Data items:
▽

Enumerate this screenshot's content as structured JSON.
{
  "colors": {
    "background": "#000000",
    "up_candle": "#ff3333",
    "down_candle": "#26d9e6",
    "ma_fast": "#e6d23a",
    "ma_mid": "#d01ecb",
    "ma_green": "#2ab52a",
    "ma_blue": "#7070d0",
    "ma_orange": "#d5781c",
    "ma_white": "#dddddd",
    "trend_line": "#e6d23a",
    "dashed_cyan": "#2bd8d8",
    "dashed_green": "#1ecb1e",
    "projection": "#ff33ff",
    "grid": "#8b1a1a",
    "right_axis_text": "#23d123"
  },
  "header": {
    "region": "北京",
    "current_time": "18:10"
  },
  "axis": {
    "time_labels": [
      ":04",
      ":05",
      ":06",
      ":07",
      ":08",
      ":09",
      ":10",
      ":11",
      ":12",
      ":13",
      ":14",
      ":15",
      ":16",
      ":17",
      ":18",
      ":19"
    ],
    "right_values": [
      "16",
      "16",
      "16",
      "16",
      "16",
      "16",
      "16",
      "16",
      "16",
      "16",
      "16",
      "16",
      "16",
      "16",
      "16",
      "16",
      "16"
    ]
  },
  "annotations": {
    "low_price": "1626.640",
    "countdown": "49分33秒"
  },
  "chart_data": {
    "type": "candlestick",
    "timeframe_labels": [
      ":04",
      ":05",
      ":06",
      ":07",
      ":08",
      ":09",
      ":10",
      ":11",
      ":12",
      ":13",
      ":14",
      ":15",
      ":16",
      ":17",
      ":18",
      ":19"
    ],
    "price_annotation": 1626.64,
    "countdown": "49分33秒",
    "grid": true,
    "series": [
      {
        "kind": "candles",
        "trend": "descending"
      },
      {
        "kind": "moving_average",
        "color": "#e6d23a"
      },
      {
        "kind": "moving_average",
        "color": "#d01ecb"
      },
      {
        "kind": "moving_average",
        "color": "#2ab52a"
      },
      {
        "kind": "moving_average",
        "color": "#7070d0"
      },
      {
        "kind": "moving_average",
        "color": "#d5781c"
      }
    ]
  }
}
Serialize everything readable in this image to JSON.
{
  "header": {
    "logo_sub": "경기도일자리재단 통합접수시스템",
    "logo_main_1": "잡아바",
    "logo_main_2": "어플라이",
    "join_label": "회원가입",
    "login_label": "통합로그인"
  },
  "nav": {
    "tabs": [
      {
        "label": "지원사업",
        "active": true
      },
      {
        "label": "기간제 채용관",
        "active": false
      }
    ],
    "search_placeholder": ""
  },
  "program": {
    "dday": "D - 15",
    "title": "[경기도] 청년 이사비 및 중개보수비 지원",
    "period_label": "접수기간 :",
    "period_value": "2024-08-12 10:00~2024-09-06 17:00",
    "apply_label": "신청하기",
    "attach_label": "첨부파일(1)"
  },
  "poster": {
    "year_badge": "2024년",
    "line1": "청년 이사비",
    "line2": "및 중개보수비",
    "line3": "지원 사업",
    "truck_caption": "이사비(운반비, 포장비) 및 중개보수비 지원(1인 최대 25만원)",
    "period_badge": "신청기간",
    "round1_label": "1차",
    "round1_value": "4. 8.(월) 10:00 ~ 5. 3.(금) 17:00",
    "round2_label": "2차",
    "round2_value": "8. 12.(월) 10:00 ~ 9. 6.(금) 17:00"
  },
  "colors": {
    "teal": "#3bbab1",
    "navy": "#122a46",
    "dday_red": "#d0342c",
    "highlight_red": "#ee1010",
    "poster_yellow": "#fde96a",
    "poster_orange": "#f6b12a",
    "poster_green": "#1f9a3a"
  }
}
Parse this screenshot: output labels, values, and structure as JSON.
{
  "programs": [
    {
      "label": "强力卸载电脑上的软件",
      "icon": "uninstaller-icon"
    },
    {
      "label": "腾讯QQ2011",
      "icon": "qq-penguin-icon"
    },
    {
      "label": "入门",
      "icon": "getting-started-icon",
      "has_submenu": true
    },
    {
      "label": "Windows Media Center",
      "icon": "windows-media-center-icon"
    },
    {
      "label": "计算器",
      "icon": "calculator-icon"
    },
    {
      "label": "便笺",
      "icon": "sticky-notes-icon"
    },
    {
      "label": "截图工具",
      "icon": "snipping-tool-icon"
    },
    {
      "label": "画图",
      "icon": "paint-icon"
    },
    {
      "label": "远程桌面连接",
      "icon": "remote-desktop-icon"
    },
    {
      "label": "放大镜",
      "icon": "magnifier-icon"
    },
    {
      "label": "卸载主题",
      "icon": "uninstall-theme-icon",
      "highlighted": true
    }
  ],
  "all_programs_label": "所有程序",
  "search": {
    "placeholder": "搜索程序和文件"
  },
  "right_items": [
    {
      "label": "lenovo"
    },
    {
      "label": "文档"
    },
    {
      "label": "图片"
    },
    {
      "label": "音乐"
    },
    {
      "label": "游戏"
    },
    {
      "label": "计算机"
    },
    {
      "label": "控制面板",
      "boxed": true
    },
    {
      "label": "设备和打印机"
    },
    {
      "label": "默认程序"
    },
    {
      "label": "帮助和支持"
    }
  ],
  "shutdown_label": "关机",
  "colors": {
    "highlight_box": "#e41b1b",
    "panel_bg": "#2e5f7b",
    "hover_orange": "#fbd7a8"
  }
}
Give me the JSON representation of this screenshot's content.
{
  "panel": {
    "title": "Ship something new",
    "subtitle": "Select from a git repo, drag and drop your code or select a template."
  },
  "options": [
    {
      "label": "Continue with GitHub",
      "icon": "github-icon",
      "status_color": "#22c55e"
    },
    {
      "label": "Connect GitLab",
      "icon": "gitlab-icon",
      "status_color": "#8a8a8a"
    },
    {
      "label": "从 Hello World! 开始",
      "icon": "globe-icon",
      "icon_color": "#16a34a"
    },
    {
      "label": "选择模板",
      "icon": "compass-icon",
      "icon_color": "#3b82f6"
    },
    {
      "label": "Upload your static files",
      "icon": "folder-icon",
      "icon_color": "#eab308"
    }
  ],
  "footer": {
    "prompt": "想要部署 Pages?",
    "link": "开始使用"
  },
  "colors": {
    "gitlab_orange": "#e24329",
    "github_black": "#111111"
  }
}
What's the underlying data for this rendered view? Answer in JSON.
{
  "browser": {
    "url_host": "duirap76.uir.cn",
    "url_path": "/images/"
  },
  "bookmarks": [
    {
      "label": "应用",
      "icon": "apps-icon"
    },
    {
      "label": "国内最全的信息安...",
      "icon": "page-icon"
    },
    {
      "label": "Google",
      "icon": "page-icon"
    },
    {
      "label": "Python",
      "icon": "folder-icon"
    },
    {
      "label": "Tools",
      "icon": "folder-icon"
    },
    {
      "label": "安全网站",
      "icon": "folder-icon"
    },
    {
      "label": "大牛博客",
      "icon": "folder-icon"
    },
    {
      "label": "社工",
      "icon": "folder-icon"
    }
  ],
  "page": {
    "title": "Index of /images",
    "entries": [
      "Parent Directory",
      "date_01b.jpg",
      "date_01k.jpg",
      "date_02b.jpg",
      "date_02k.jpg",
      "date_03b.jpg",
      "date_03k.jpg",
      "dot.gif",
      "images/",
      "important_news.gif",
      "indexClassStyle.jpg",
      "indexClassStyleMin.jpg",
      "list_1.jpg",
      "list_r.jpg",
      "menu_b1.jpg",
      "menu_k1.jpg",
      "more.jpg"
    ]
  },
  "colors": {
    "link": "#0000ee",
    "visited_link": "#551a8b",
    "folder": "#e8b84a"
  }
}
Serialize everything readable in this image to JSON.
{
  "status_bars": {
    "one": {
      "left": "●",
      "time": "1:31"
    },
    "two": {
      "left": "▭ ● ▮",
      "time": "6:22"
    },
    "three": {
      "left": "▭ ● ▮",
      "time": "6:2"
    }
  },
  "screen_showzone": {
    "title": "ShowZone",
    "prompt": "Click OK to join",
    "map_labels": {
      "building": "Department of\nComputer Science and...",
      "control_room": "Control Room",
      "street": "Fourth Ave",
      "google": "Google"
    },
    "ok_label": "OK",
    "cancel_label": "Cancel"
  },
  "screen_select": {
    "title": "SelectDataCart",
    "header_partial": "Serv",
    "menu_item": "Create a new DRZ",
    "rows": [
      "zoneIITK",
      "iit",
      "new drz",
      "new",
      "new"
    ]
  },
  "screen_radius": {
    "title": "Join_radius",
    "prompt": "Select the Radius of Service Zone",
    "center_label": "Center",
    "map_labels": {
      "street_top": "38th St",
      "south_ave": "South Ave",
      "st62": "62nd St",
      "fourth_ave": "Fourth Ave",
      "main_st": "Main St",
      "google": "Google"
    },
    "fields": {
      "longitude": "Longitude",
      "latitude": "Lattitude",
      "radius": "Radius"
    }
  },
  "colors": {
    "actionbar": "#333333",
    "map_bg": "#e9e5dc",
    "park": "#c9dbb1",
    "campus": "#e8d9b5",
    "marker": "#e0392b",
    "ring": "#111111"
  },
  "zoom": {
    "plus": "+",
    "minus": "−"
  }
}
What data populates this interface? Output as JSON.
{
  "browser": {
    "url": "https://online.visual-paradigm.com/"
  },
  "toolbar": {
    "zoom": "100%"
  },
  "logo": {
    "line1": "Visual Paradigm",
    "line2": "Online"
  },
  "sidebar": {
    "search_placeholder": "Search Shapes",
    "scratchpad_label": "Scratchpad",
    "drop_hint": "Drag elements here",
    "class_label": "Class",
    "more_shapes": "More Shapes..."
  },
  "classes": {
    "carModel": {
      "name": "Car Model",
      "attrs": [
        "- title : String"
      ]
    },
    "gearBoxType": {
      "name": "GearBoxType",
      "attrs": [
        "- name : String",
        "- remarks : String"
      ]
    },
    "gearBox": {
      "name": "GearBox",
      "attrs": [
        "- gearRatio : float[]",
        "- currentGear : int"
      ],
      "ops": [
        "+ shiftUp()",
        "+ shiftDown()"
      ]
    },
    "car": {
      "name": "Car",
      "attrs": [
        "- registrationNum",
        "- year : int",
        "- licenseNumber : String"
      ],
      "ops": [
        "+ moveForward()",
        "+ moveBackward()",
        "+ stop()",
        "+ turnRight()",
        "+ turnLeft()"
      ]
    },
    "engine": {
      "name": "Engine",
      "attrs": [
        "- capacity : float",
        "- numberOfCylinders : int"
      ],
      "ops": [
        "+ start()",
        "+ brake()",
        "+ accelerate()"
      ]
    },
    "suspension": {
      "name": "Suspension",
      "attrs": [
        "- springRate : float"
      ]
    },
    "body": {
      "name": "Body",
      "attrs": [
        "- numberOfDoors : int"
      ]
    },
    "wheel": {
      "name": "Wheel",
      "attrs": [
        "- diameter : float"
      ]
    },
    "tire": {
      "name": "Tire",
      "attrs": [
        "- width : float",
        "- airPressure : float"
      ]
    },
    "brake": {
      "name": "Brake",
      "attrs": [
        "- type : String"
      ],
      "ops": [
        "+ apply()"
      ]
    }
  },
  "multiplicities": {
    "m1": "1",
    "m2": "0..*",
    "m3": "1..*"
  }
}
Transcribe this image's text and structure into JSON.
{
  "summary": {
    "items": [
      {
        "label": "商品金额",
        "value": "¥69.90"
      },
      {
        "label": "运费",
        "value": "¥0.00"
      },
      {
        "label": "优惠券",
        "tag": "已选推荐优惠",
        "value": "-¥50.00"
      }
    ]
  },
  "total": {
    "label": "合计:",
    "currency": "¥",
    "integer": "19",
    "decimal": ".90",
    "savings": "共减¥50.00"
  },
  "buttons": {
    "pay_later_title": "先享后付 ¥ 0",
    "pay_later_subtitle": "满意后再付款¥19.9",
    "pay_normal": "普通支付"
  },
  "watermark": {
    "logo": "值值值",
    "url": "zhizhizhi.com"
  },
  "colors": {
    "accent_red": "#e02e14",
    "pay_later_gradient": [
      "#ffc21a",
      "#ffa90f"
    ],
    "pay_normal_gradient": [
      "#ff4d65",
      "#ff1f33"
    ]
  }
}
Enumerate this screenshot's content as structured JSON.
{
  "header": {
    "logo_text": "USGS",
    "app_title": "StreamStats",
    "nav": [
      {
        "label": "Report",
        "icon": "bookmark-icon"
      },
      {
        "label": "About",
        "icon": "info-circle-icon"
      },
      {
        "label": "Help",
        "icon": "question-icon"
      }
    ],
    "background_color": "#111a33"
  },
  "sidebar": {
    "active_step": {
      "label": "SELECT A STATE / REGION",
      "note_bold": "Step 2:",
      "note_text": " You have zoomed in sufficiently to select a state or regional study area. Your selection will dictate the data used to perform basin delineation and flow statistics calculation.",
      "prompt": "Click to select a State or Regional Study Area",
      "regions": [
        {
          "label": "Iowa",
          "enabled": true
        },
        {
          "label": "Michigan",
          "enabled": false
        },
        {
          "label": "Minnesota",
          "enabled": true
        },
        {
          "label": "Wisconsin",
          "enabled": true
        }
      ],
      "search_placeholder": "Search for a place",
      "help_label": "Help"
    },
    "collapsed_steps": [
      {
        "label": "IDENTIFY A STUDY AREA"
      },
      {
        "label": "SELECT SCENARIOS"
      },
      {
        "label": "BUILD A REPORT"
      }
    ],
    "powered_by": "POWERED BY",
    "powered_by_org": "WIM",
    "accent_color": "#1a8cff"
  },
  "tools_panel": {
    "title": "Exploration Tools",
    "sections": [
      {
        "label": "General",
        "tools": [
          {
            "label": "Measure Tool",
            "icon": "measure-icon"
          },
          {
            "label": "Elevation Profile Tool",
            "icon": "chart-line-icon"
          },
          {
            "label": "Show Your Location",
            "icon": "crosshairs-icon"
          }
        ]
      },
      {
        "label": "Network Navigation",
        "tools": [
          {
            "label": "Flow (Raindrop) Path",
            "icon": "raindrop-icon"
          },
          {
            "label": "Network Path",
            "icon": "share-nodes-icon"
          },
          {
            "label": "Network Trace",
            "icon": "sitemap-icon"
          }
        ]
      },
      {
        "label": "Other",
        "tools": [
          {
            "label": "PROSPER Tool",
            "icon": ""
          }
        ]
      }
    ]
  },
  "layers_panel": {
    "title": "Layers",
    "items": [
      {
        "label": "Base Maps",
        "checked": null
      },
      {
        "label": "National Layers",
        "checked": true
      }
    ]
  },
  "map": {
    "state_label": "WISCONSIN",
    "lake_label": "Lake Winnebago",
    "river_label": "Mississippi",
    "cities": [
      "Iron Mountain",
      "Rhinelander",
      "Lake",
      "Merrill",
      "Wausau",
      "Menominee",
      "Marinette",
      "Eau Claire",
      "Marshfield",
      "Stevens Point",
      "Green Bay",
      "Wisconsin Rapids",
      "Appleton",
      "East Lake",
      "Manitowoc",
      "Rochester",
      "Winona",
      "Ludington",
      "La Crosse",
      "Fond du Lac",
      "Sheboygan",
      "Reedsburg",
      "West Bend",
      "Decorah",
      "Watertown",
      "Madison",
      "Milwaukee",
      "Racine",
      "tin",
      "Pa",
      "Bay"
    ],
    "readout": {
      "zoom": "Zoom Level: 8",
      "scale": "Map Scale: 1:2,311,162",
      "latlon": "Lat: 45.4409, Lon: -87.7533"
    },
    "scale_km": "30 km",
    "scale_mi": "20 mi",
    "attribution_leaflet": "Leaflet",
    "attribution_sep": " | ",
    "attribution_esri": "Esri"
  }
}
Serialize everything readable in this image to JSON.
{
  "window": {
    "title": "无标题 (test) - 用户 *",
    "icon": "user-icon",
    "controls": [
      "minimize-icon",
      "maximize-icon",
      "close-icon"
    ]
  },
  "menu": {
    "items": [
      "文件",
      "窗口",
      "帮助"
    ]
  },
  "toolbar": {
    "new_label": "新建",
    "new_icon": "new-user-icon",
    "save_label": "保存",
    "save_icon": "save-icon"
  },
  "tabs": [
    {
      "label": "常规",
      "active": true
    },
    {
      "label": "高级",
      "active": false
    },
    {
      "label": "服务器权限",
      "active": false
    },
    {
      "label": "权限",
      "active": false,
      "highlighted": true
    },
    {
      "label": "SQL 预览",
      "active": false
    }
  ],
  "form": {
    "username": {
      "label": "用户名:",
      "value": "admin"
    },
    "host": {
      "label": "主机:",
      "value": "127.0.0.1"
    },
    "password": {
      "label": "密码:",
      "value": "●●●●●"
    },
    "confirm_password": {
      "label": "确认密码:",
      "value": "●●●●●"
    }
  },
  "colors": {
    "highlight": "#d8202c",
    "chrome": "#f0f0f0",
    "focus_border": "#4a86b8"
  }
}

△

The request: Within the material above, find the lines that contain the word "String"; copy them.

Complete answer:
        "- title : String"
        "- name : String",
        "- remarks : String"
        "- licenseNumber : String"
        "- type : String"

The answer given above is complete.